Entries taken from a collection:
^^^^^^^^

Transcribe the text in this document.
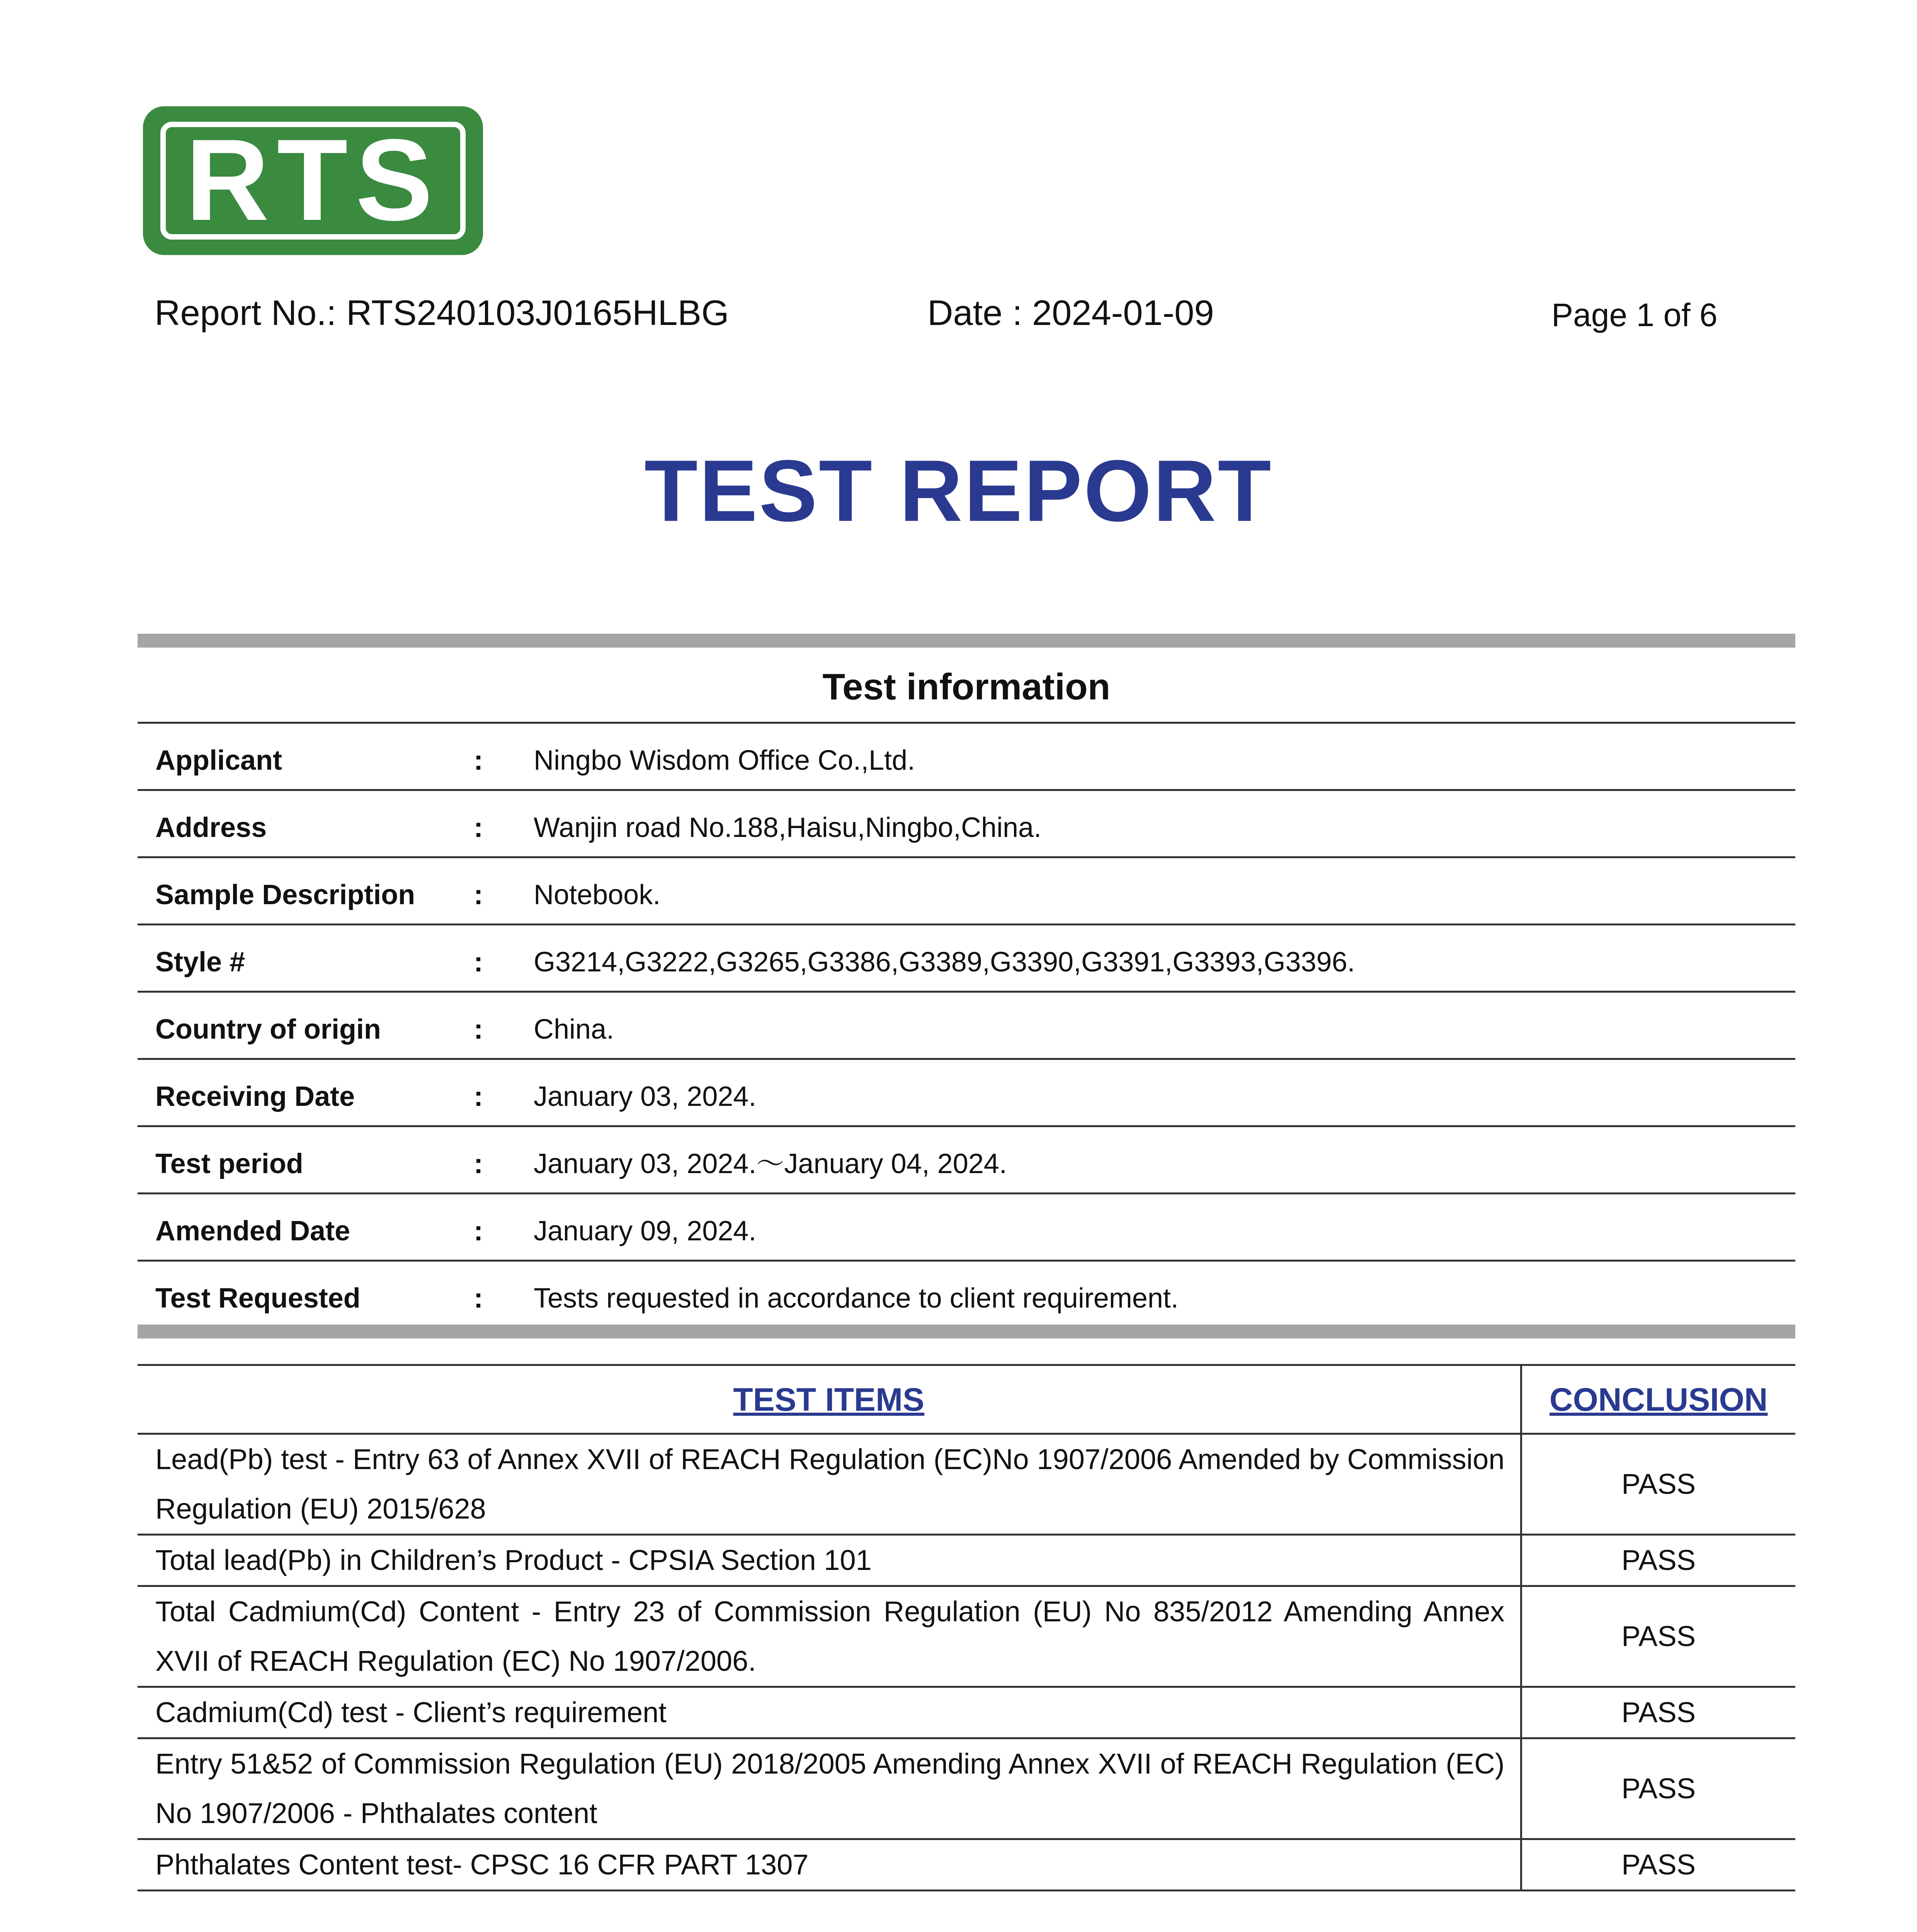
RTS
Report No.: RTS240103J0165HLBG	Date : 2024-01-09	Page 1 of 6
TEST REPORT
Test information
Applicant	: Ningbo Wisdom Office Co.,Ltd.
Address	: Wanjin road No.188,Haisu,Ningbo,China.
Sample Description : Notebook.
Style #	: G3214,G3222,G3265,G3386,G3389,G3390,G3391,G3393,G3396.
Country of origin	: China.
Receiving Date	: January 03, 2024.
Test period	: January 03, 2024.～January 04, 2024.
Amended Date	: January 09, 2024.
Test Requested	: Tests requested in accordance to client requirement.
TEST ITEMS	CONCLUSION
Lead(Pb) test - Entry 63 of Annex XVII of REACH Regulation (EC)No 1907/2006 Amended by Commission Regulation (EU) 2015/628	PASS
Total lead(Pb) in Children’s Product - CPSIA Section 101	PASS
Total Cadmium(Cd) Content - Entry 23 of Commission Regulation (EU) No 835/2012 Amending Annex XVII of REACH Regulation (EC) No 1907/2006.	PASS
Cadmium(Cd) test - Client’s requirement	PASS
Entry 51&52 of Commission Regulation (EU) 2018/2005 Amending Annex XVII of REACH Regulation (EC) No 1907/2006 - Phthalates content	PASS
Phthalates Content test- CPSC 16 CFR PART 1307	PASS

^^^^^^^^

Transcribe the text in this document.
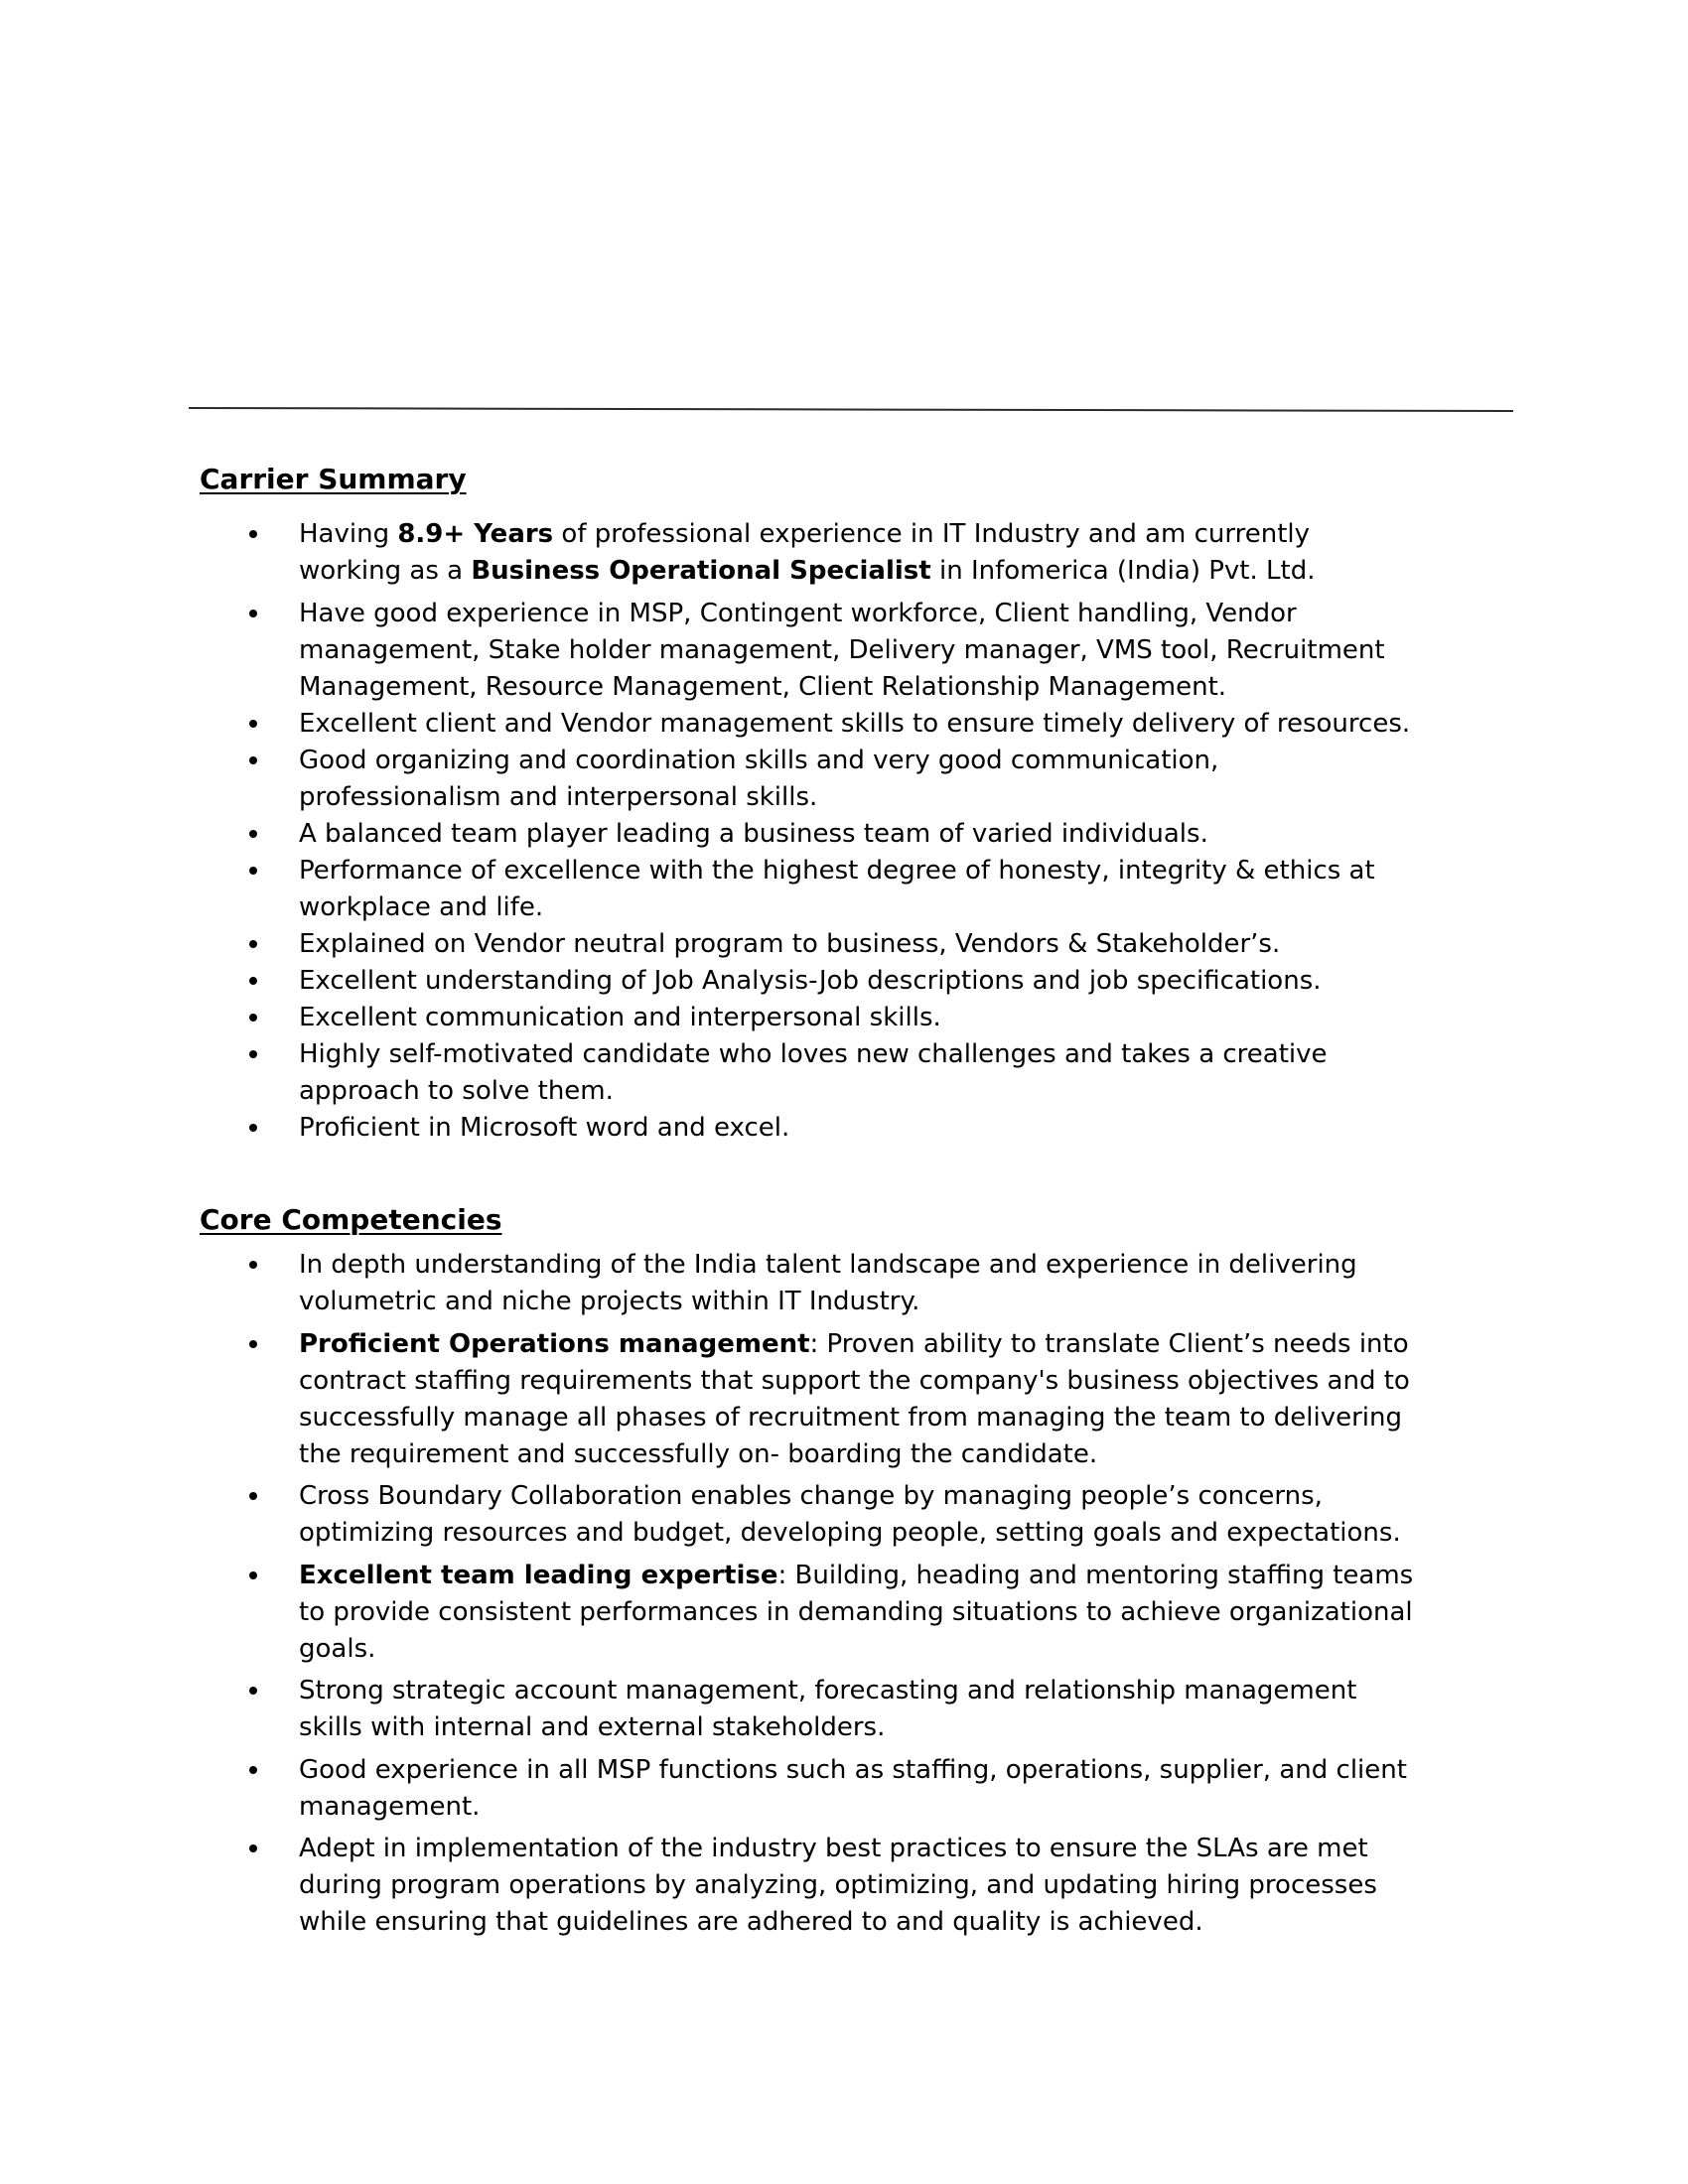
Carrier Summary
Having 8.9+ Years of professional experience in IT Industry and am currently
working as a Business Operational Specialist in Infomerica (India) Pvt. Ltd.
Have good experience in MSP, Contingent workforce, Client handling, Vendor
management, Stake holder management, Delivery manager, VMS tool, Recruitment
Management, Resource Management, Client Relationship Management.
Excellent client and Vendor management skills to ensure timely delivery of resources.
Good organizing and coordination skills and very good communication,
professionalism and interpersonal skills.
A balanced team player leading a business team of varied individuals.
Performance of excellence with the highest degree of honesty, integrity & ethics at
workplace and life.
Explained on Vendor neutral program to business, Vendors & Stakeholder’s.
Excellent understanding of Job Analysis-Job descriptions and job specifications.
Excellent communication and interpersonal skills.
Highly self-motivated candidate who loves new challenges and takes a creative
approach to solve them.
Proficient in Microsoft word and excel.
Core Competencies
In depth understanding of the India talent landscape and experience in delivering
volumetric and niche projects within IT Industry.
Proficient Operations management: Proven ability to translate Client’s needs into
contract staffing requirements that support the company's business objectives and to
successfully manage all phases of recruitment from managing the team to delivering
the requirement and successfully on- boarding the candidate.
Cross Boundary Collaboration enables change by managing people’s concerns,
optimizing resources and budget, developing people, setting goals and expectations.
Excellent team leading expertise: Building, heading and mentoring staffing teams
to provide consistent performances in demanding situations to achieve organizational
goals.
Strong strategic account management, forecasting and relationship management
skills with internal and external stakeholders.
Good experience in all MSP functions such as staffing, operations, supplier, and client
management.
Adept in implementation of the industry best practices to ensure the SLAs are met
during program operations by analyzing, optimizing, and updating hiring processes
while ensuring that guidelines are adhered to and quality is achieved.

^^^^^^^^

> INSTRUCTIONS FOR THE TASK
Report only how many lines in the records contain the word "experience".

> PROBLEM SOLUTION
4